━━━ The data
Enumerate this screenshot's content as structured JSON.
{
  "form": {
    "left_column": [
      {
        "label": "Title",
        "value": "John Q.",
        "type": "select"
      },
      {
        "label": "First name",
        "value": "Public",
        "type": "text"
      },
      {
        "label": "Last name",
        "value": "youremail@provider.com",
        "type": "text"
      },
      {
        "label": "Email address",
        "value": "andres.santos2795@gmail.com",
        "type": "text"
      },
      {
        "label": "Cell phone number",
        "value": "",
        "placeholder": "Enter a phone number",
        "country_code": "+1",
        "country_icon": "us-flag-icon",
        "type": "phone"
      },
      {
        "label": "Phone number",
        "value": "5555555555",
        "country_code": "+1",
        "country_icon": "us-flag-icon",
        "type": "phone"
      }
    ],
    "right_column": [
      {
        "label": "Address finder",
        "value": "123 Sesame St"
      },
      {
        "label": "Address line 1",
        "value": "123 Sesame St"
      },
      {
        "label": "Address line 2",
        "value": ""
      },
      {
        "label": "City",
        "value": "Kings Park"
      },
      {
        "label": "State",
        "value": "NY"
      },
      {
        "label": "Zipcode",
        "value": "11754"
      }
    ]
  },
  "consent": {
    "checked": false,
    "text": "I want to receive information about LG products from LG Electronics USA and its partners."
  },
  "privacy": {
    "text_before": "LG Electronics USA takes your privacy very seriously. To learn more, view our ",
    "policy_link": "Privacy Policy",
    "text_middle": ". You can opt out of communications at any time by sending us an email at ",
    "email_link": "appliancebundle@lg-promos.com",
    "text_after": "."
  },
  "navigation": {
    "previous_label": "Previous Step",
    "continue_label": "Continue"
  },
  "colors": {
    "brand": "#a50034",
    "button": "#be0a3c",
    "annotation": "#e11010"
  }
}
━━━━━━
━━━ The data
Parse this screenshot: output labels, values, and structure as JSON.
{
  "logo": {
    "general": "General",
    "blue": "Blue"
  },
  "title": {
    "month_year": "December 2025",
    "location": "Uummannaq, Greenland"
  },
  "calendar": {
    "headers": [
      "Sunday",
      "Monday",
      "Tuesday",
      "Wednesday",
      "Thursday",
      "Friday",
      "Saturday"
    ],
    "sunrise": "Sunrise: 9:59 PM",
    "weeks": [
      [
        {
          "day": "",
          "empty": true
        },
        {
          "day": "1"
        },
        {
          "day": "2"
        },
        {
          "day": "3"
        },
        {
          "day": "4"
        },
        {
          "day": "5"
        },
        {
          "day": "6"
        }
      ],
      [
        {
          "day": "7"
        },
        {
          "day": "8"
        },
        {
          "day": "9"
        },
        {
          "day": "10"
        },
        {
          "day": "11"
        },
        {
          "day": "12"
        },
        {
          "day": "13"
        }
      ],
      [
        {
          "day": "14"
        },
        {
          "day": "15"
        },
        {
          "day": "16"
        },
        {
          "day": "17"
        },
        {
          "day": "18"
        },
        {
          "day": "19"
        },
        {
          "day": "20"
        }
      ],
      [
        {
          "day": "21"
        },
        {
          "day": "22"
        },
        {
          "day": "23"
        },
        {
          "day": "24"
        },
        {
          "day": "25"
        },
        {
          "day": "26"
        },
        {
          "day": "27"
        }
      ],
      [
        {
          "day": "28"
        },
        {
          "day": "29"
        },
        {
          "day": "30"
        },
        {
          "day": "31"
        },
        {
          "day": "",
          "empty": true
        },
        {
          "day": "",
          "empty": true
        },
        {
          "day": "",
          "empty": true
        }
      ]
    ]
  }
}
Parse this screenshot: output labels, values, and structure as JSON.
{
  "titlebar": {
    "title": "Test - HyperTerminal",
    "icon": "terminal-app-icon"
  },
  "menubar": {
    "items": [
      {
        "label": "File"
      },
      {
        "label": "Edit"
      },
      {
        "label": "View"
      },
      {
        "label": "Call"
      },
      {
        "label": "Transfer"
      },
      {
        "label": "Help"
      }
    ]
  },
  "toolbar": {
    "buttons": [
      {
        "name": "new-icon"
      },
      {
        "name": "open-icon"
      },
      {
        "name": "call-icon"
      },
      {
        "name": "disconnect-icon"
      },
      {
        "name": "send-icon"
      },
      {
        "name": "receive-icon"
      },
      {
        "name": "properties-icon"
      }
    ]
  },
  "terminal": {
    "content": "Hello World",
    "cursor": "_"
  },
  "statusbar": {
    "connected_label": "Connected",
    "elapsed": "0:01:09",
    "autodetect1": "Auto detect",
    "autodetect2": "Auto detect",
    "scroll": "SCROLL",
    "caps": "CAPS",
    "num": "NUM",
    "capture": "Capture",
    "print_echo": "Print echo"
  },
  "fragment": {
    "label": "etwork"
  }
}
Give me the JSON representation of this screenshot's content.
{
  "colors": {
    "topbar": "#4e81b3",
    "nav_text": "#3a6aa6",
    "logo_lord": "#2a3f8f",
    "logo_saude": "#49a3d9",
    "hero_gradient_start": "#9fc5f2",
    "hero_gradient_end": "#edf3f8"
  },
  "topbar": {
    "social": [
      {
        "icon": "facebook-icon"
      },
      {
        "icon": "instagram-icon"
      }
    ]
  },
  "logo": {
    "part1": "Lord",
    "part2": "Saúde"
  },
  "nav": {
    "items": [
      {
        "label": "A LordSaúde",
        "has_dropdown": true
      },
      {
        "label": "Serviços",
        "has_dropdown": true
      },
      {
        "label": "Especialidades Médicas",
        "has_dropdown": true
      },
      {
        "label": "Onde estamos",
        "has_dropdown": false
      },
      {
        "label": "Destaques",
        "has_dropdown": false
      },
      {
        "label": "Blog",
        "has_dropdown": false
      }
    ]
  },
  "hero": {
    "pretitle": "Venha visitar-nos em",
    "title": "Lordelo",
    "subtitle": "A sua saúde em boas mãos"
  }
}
━━━━━━
━━━ The data
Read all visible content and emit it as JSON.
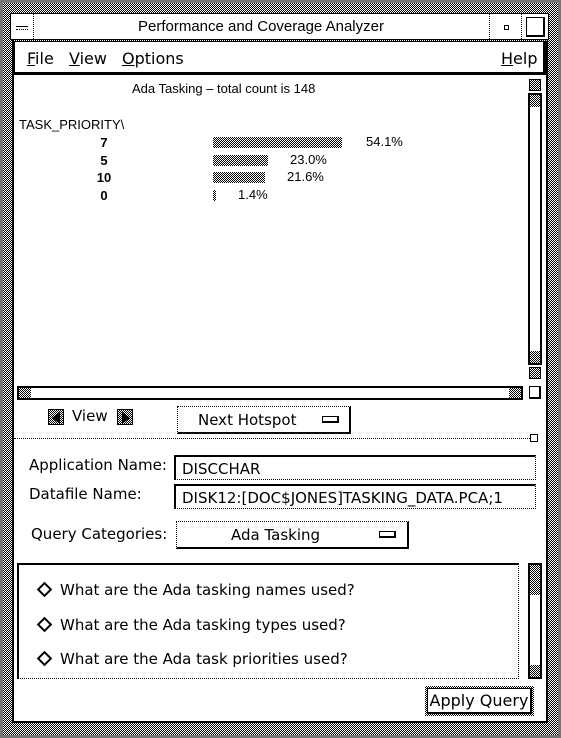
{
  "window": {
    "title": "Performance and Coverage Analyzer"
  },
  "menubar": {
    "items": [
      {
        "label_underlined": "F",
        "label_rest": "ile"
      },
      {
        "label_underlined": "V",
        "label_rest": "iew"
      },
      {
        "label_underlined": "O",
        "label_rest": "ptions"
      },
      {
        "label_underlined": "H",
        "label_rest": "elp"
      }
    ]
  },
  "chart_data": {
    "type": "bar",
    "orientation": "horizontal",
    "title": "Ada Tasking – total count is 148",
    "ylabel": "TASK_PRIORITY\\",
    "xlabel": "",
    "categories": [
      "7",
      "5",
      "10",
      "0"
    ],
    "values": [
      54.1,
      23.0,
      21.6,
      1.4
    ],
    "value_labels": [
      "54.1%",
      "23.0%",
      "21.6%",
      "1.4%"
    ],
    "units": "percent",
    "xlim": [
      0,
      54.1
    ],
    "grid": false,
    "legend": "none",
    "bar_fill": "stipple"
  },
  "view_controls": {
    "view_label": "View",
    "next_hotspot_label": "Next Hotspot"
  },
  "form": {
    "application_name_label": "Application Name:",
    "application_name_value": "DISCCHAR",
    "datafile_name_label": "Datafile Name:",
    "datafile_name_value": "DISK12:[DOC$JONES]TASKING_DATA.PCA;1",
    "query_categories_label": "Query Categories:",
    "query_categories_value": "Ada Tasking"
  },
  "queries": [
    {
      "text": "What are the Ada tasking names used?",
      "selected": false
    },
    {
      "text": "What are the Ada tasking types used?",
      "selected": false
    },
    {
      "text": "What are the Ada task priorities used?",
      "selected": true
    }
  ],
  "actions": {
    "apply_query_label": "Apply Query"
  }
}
━━━━━━
Stated exercise: Write out every line of the entries that holds the word "used".

Result of the task:
      "text": "What are the Ada tasking names used?",
      "text": "What are the Ada tasking types used?",
      "text": "What are the Ada task priorities used?",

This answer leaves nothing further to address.